## [Aim of the exercise]
From the entries below, pull out each line where "Instagram" appears.

**********

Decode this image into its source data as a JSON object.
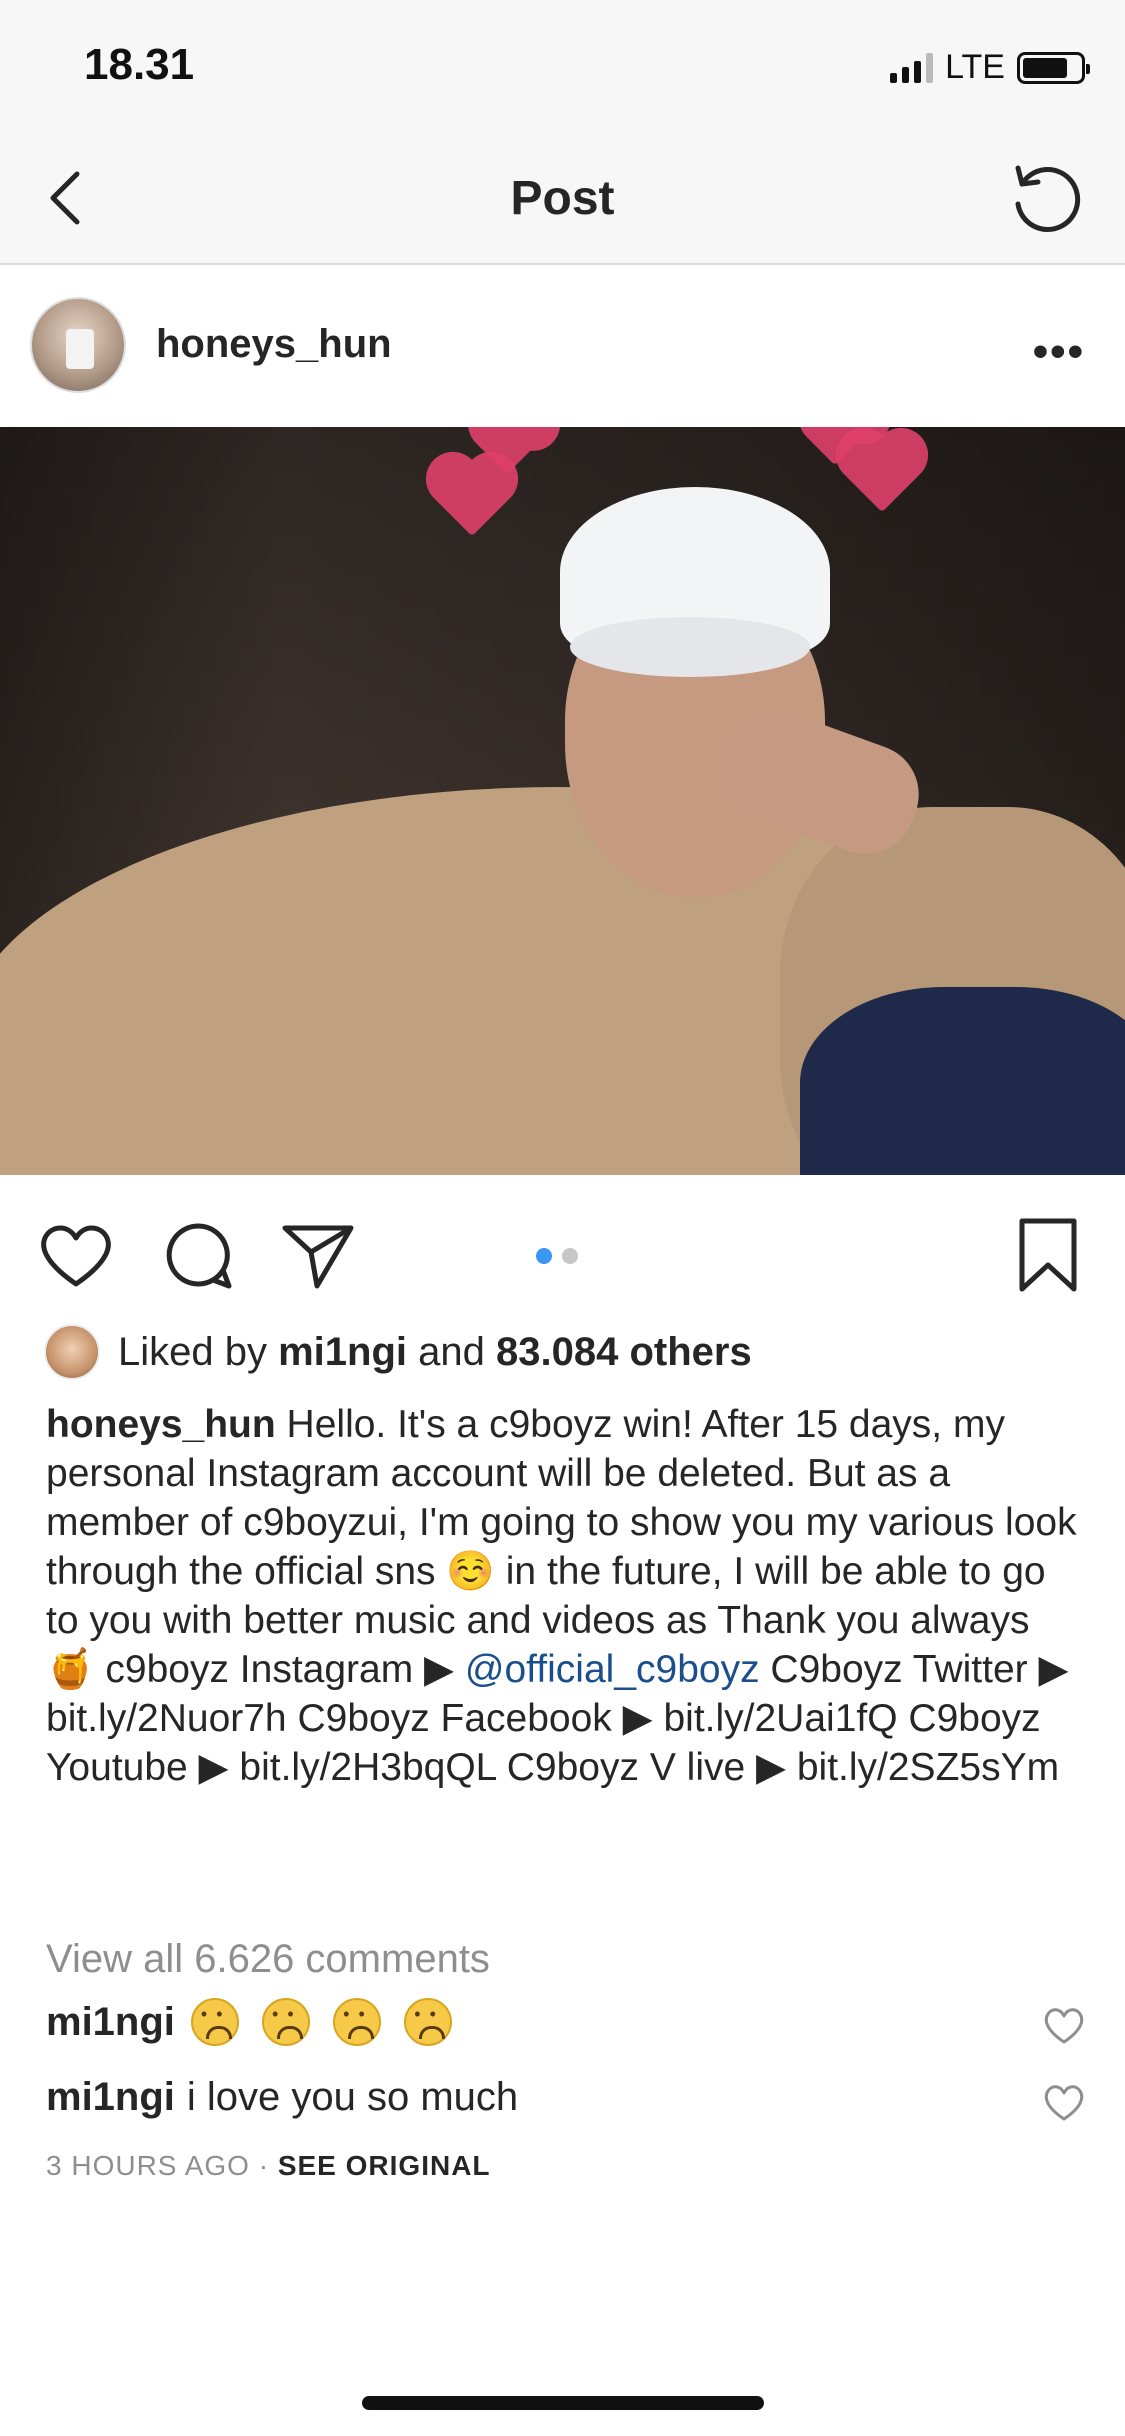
{
  "status_bar": {
    "time": "18.31",
    "network": "LTE",
    "battery_level": 0.78
  },
  "nav": {
    "title": "Post",
    "back_icon": "chevron-left-icon",
    "refresh_icon": "refresh-icon"
  },
  "post": {
    "username": "honeys_hun",
    "more_label": "•••",
    "carousel": {
      "count": 2,
      "active_index": 0
    },
    "likes": {
      "prefix": "Liked by",
      "liker": "mi1ngi",
      "middle": "and",
      "count_text": "83.084 others"
    },
    "caption": {
      "author": "honeys_hun",
      "part1": "Hello. It's a c9boyz win! After 15 days, my personal Instagram account will be deleted. But as a member of c9boyzui, I'm going to show you my various look through the official sns ☺️ in the future, I will be able to go to you with better music and videos as Thank you always 🍯 ",
      "part2": "c9boyz Instagram ▶ ",
      "mention": "@official_c9boyz",
      "part3": " C9boyz Twitter ▶ bit.ly/2Nuor7h C9boyz Facebook ▶ bit.ly/2Uai1fQ C9boyz Youtube ▶ bit.ly/2H3bqQL C9boyz V live ▶ bit.ly/2SZ5sYm"
    },
    "view_comments": "View all 6.626 comments",
    "comments": [
      {
        "user": "mi1ngi",
        "text": "",
        "emoji_count": 4
      },
      {
        "user": "mi1ngi",
        "text": "i love you so much",
        "emoji_count": 0
      }
    ],
    "time_ago": "3 HOURS AGO",
    "separator": "·",
    "see_original": "SEE ORIGINAL"
  }
}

**********

## [Response to this task]
      "part1": "Hello. It's a c9boyz win! After 15 days, my personal Instagram account will be deleted. But as a member of c9boyzui, I'm going to show you my various look through the official sns ☺️ in the future, I will be able to go to you with better music and videos as Thank you always 🍯 ",
      "part2": "c9boyz Instagram ▶ ",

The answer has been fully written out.